── Document segment ──

In preparing your data for machine learning you’ll often come across features with values that are detached from the rest, we call them outliers. Such values are a point of pain to most models as they are sensitive to outliers. Well, regression algorithms such as Robust regression, XGBoost Regressors and some more others are said to be ‘robust’ to outliers but I realized that may not be the case when we have quite a number of outliers. Real life data can be messy, and really messy for that matter. I came across such a dataset and while cleaning and preparing it for machine learning, I realized the target variable had quite a number of outliers which thing drove me into a bit of researching here and there on how to go about it.

Often, in dealing with outliers, two primary approaches are suggested.

  • Impute the values with mean or median.
  • Drop the records or variables with the outliers.
  • Normalize your data (less often)

None of the above mentioned techniques sounded fit to address the outliers in the dataset I had. Now, here’s a brief about the data.

There’s an ongoing Salary Survey done by askamanager.org.
The main question asked in the form is how much money do you make plus a couple of more details such which industry, age, years of experience etc. The details a collected into a google sheet from which I obtained the data.

Wanted to do some regression modelling to predict the salary given predictors such as years of experience, gender, level of education and other features. After some inspection that’s when I realized the target variable (annual_salary) had so many outliers. I think now you have enough background on the case we’re dealing with, right? cool !

Enough of talking and let’s now get our hands dirty !

Let’s get our tools Loading libraries

library(data.table)

And then the data

I did an article on data cleaning for this data, check it here. As such, I’ll just load the cleaned data so that we get straight to the point.

salarydata <- fread("./data/salary_data_cleaned.csv") 

Data inspection

A histogram or boxplot not only help to show the distribution of the data but also the outliers. let’s pick one of them and see how our target variable is distributed.

boxplot(salarydata$annual_salary)

───

**Task instructions**
a - Reproduce the salary outlier post starting with "And then the" and going on through "variable is distributed.", switching "histogram" to "density plot".
b - Resume the salary outlier post from the point where it stops.

── Stored rows ──

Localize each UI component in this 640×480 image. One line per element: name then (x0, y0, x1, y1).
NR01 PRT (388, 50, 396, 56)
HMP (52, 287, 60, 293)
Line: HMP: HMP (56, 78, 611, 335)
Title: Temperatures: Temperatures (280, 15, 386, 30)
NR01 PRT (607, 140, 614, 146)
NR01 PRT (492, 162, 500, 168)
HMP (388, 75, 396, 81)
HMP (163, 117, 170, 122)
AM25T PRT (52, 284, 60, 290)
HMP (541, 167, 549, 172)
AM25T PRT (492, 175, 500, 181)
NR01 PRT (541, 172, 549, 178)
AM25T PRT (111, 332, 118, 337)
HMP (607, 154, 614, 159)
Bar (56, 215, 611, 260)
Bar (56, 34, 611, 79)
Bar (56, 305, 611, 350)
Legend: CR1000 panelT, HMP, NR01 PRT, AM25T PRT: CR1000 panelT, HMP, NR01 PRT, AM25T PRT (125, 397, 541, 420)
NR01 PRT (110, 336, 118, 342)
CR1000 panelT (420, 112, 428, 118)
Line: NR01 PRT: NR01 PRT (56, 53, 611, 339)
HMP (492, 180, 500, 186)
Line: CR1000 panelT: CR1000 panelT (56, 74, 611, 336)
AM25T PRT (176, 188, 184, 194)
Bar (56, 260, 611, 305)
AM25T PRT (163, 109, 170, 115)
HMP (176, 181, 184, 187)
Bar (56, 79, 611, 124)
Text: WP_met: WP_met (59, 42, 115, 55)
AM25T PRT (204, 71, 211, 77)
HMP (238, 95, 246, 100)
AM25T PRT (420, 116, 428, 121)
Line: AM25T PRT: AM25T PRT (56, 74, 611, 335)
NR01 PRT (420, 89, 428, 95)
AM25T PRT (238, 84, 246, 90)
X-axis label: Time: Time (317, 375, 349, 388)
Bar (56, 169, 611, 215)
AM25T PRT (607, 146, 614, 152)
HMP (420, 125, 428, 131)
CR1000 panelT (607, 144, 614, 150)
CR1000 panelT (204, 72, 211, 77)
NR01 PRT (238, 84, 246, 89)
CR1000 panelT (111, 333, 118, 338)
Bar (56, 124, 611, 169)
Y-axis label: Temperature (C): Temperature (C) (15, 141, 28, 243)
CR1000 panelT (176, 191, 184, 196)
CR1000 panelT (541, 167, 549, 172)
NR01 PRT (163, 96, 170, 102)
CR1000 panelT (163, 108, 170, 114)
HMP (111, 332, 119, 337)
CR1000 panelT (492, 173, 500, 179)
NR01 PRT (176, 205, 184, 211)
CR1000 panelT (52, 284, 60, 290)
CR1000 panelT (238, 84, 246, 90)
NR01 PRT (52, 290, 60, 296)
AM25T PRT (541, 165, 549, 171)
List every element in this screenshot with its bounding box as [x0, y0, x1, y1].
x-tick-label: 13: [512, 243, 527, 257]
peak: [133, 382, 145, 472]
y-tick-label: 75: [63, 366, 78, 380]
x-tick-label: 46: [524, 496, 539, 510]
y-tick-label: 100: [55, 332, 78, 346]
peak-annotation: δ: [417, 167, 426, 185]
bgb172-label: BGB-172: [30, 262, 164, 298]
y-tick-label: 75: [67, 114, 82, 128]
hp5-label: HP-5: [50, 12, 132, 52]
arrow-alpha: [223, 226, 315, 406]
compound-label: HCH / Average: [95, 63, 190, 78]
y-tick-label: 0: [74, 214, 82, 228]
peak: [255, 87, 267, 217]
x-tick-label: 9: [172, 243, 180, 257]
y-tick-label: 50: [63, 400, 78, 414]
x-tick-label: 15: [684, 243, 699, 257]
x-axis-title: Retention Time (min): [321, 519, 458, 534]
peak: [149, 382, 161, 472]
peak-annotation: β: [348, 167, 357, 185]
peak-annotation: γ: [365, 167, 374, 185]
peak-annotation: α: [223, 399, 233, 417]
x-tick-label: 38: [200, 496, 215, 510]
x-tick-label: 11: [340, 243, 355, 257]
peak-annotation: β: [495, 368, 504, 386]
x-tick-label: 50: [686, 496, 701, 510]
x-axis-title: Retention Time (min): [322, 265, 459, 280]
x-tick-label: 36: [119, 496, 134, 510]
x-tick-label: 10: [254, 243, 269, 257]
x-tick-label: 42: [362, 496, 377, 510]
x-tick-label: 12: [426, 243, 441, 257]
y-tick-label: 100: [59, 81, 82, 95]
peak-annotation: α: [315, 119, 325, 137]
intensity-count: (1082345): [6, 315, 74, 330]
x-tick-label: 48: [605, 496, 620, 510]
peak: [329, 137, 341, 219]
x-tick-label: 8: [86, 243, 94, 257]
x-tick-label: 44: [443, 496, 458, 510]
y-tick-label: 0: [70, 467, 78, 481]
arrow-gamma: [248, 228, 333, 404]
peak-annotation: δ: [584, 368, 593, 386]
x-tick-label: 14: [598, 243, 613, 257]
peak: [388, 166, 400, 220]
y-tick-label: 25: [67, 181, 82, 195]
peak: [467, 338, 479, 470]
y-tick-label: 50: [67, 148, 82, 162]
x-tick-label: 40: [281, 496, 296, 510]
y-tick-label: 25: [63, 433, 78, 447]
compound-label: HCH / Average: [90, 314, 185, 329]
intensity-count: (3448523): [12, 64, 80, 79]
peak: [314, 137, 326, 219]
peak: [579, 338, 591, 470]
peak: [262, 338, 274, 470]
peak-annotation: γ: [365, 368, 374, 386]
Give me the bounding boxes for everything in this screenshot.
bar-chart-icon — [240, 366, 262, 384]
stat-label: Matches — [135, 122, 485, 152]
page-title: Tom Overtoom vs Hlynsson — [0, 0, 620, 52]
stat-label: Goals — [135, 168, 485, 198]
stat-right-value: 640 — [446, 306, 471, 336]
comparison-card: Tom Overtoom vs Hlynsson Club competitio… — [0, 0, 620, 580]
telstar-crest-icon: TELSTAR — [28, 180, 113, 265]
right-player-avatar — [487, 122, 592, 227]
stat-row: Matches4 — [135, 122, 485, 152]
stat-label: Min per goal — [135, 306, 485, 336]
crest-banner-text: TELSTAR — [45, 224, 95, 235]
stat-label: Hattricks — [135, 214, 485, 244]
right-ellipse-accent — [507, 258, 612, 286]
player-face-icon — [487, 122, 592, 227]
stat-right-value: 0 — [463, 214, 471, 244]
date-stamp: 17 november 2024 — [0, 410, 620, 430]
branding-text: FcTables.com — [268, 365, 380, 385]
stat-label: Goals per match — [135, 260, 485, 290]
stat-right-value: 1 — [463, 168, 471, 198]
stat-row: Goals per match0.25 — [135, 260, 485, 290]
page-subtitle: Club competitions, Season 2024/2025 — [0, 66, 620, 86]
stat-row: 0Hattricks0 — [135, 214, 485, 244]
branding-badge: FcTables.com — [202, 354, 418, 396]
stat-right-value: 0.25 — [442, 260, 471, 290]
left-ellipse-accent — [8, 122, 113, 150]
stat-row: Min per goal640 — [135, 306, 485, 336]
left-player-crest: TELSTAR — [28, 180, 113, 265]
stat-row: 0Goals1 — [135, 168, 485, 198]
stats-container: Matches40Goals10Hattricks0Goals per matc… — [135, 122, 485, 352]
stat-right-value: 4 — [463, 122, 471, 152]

───

**Results in order**
a -
And then the data

I did an article on data cleaning for this data, check it here. As such, I’ll just load the cleaned data so that we get straight to the point.

salarydata <- fread("./data/salary_data_cleaned.csv") 

Data inspection

A density plot or boxplot not only help to show the distribution of the data but also the outliers. let’s pick one of them and see how our target variable is distributed.

b -
Well well, hope you now see what I meant by so many outliers, huh? I mean, they’re not two, three, four or even ten so that we impute them with the median value or mean if you like. Remember too that its salary we’re dealing with. Its normal to have submissions with fellows earning way above normal and they can be quite many which is normal :)

Now let’s do some thinking on the options available.

  1. Imputing with median/mean.
    • If we were talking about 3 or 4 values then this can be a compromise, not so with so many values as this will be misinforming the machine learning algorithm. Imagine a bunch of the submissions were guys from industry x, with over ten years of experience and whose earnings are way above normal, well I think it would good to have the machine learn that if someone is from industry x and they have over ten years of experience, you earn more. This may not be the case if we reduce the values to the median/mean.
  2. Dropping the records with outlying values.
    • Sometimes outliers do occur dues to measurement or recording errors and dropping such can work, not so with our data seeing that its most likely not as a result of error. Hence, dropping them doesn’t sound well for this case, also, I think this will lead to loss of information which might be important in the learnings of the machine.
  3. Normalization.
    • My understanding of normalization is that it scales values into a range say 0 - 1, what that essentially means is that the extreme values will still lie in the extremeties of 0.9 whereas the other values doing the 0.000’s. And this doesn’t really address the outlier problem !

And this is what brings us to the concept of winsorization.
According to wikipedia, the term is defined as the transformation of statistics by limiting extreme values in the statistical data to reduce the effect of possibly spurious outliers, in other words we replace extreme values with less extreme values.

This is how you go about it in R. Luckily there’s a library for that which makes our work even simpler !

library(DescTools) # want to use the winsorize function  

winsorized.data <- salarydata[,.(winsorized.salary = Winsorize(annual_salary))]

boxplot(winsorized.data$winsorized.salary) 

Wow ! that was magic huh? anyway our data is looking much better, at least we can tell the graph is a boxplot :)
So, essentially what the Winsorize function does is to replace the extreme values with the 95th quantile value of our data. Well, much as its a reduction, its way much better than replacing it with the median/mean. And, our machine will still get the learning that guys from industry x with over ten years of experience do tend to earn more much as the more isn’t to the levels of actual data.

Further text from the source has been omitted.